* Problem description: Give back every line exactly as it appears, pictures excluded.

(Figure data in JSON)
○ ○ ○ ○ ○ ○ ○

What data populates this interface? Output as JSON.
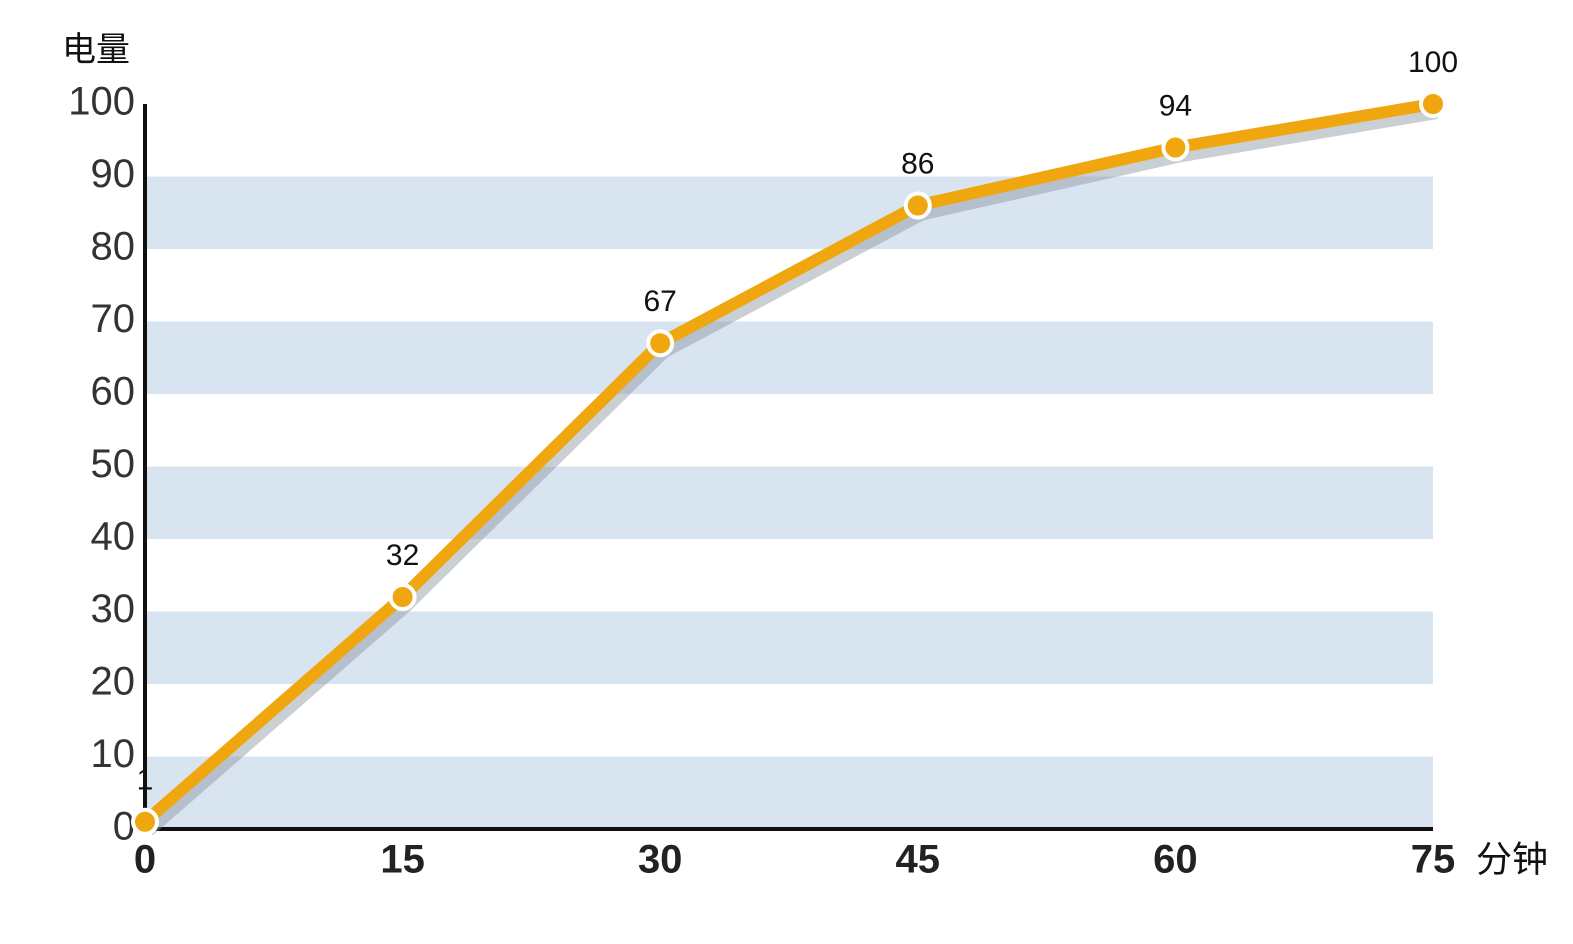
{
  "chart_data": {
    "type": "line",
    "y_label": "电量",
    "x_label": "分钟",
    "x": [
      0,
      15,
      30,
      45,
      60,
      75
    ],
    "series": [
      {
        "color": "#f0a70f",
        "values": [
          1,
          32,
          67,
          86,
          94,
          100
        ]
      }
    ],
    "xlim": [
      0,
      75
    ],
    "xticks": [
      0,
      15,
      30,
      45,
      60,
      75
    ],
    "ylim": [
      0,
      100
    ],
    "yticks": [
      0,
      10,
      20,
      30,
      40,
      50,
      60,
      70,
      80,
      90,
      100
    ],
    "band_color": "#d9e4f1",
    "data_labels": true
  }
}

○ ○ ○ ○ ○ ○ ○

* Solution for this task:
What data populates this interface? Output as JSON.
{
  "chart_data": {
    "type": "line",
    "y_label": "电量",
    "x_label": "分钟",
    "x": [
      0,
      15,
      30,
      45,
      60,
      75
    ],
    "series": [
      {
        "color": "#f0a70f",
        "values": [
          1,
          32,
          67,
          86,
          94,
          100
        ]
      }
    ],
    "xlim": [
      0,
      75
    ],
    "xticks": [
      0,
      15,
      30,
      45,
      60,
      75
    ],
    "ylim": [
      0,
      100
    ],
    "yticks": [
      0,
      10,
      20,
      30,
      40,
      50,
      60,
      70,
      80,
      90,
      100
    ],
    "band_color": "#d9e4f1",
    "data_labels": true
  }
}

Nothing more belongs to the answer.